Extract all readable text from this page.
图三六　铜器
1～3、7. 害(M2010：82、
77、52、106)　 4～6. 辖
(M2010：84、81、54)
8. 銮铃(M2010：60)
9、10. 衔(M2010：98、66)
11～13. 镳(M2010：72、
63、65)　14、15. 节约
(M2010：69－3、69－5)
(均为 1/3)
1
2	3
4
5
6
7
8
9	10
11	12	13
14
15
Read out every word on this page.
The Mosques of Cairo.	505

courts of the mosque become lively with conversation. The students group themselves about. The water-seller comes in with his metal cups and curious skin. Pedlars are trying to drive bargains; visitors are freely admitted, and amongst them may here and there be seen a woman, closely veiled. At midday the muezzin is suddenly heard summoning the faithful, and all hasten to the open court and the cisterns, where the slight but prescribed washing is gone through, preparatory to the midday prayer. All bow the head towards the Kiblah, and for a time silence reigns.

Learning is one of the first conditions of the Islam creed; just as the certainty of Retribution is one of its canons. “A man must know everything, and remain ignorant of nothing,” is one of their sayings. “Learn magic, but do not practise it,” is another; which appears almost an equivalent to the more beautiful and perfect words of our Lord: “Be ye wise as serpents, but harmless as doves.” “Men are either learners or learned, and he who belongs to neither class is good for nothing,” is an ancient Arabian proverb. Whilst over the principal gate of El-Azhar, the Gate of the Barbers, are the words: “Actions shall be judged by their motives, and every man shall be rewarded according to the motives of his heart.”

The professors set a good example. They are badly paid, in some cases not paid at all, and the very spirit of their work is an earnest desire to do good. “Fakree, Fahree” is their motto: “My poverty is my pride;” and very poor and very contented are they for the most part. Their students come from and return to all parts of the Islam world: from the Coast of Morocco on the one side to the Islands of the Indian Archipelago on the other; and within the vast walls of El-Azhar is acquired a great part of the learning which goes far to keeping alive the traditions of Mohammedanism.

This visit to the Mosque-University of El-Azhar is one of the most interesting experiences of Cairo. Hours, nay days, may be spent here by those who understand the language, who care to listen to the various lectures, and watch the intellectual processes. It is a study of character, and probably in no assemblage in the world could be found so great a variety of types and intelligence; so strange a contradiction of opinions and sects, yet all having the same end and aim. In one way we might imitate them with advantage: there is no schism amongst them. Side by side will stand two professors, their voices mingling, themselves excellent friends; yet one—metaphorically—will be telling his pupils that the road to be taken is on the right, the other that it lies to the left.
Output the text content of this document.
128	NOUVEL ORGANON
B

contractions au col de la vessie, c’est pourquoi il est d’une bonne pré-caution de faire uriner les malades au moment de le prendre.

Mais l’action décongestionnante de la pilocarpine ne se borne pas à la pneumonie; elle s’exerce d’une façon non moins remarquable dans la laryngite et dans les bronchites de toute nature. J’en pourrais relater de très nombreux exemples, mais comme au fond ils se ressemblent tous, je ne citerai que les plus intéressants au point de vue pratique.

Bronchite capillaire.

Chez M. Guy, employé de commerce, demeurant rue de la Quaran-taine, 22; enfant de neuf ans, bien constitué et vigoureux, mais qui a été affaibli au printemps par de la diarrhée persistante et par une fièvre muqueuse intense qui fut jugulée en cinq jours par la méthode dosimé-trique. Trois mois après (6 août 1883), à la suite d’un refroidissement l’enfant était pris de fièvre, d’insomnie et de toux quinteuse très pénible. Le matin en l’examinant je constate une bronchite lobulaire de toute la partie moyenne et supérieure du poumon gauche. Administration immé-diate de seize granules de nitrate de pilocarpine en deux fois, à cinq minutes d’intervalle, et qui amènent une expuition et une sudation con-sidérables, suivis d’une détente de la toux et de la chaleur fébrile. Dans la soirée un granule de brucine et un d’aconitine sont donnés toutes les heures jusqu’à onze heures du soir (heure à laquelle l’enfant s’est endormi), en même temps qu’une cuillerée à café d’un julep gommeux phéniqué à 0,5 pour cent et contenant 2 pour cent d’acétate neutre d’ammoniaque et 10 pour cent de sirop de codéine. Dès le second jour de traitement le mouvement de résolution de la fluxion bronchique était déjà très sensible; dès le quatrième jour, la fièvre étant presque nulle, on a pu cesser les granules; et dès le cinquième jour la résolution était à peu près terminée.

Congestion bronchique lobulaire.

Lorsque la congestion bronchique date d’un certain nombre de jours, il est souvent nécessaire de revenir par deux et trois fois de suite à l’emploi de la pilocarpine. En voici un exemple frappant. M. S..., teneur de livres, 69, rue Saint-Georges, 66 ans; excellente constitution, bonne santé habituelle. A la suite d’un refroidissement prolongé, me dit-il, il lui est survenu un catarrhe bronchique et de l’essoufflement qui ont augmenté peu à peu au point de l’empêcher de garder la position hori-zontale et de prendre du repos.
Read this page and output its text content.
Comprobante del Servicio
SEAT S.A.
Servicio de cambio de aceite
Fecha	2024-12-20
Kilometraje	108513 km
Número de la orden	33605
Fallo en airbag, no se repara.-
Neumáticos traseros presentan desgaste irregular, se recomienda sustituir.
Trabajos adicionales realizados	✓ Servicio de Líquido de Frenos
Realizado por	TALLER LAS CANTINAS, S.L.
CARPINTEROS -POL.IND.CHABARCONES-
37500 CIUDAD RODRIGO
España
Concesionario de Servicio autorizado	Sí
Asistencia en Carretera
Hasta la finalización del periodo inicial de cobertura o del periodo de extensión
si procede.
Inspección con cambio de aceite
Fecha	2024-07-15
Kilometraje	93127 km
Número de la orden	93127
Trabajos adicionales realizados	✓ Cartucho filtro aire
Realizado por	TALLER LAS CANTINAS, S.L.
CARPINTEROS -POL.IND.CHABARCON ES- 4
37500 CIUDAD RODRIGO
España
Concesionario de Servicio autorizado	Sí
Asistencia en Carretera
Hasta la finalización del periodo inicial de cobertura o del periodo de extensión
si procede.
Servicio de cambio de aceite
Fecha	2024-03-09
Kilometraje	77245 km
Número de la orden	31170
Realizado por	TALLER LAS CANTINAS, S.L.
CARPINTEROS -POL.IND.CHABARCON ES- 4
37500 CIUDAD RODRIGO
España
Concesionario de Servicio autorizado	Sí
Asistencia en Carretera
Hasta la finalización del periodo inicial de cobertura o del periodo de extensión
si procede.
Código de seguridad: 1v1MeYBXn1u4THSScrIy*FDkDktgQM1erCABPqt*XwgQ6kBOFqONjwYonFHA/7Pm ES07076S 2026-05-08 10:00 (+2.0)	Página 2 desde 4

§ REQUEST: The lines to reproduce run from the line containing "Read this page and output its text content." to the end of the listing; write them out exactly and add nothing.

§ EXERCISE SOLUTION:
Read this page and output its text content.
Comprobante del Servicio
SEAT S.A.
Servicio de cambio de aceite
Fecha	2024-12-20
Kilometraje	108513 km
Número de la orden	33605
Fallo en airbag, no se repara.-
Neumáticos traseros presentan desgaste irregular, se recomienda sustituir.
Trabajos adicionales realizados	✓ Servicio de Líquido de Frenos
Realizado por	TALLER LAS CANTINAS, S.L.
CARPINTEROS -POL.IND.CHABARCONES-
37500 CIUDAD RODRIGO
España
Concesionario de Servicio autorizado	Sí
Asistencia en Carretera
Hasta la finalización del periodo inicial de cobertura o del periodo de extensión
si procede.
Inspección con cambio de aceite
Fecha	2024-07-15
Kilometraje	93127 km
Número de la orden	93127
Trabajos adicionales realizados	✓ Cartucho filtro aire
Realizado por	TALLER LAS CANTINAS, S.L.
CARPINTEROS -POL.IND.CHABARCON ES- 4
37500 CIUDAD RODRIGO
España
Concesionario de Servicio autorizado	Sí
Asistencia en Carretera
Hasta la finalización del periodo inicial de cobertura o del periodo de extensión
si procede.
Servicio de cambio de aceite
Fecha	2024-03-09
Kilometraje	77245 km
Número de la orden	31170
Realizado por	TALLER LAS CANTINAS, S.L.
CARPINTEROS -POL.IND.CHABARCON ES- 4
37500 CIUDAD RODRIGO
España
Concesionario de Servicio autorizado	Sí
Asistencia en Carretera
Hasta la finalización del periodo inicial de cobertura o del periodo de extensión
si procede.
Código de seguridad: 1v1MeYBXn1u4THSScrIy*FDkDktgQM1erCABPqt*XwgQ6kBOFqONjwYonFHA/7Pm ES07076S 2026-05-08 10:00 (+2.0)	Página 2 desde 4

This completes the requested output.